**What you should do**.
Print all the data, keeping every line exactly as it is.

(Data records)

__________

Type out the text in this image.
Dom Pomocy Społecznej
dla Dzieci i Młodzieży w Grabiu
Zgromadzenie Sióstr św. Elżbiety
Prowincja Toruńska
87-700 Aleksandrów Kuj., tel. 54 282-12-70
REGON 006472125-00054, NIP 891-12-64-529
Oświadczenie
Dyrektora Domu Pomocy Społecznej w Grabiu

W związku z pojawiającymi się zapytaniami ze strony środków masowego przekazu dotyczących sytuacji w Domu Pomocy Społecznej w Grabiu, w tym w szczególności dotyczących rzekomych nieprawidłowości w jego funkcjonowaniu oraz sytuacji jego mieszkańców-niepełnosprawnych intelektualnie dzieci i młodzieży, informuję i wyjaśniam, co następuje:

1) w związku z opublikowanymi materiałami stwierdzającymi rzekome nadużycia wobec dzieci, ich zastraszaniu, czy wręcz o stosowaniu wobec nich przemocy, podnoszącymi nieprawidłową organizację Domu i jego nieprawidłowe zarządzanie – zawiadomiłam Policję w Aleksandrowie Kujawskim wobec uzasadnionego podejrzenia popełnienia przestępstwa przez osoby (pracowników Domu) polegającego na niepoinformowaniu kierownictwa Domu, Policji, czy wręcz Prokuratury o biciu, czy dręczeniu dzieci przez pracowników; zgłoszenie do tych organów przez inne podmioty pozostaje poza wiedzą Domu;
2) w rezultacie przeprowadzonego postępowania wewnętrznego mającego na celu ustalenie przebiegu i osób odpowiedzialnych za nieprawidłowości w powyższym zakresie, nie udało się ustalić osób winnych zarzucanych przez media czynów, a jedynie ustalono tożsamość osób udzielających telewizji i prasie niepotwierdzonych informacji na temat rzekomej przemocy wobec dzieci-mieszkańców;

__________

**Output**.
Type out the text in this image.
Dom Pomocy Społecznej
dla Dzieci i Młodzieży w Grabiu
Zgromadzenie Sióstr św. Elżbiety
Prowincja Toruńska
87-700 Aleksandrów Kuj., tel. 54 282-12-70
REGON 006472125-00054, NIP 891-12-64-529
Oświadczenie
Dyrektora Domu Pomocy Społecznej w Grabiu

W związku z pojawiającymi się zapytaniami ze strony środków masowego przekazu dotyczących sytuacji w Domu Pomocy Społecznej w Grabiu, w tym w szczególności dotyczących rzekomych nieprawidłowości w jego funkcjonowaniu oraz sytuacji jego mieszkańców-niepełnosprawnych intelektualnie dzieci i młodzieży, informuję i wyjaśniam, co następuje:

1) w związku z opublikowanymi materiałami stwierdzającymi rzekome nadużycia wobec dzieci, ich zastraszaniu, czy wręcz o stosowaniu wobec nich przemocy, podnoszącymi nieprawidłową organizację Domu i jego nieprawidłowe zarządzanie – zawiadomiłam Policję w Aleksandrowie Kujawskim wobec uzasadnionego podejrzenia popełnienia przestępstwa przez osoby (pracowników Domu) polegającego na niepoinformowaniu kierownictwa Domu, Policji, czy wręcz Prokuratury o biciu, czy dręczeniu dzieci przez pracowników; zgłoszenie do tych organów przez inne podmioty pozostaje poza wiedzą Domu;
2) w rezultacie przeprowadzonego postępowania wewnętrznego mającego na celu ustalenie przebiegu i osób odpowiedzialnych za nieprawidłowości w powyższym zakresie, nie udało się ustalić osób winnych zarzucanych przez media czynów, a jedynie ustalono tożsamość osób udzielających telewizji i prasie niepotwierdzonych informacji na temat rzekomej przemocy wobec dzieci-mieszkańców;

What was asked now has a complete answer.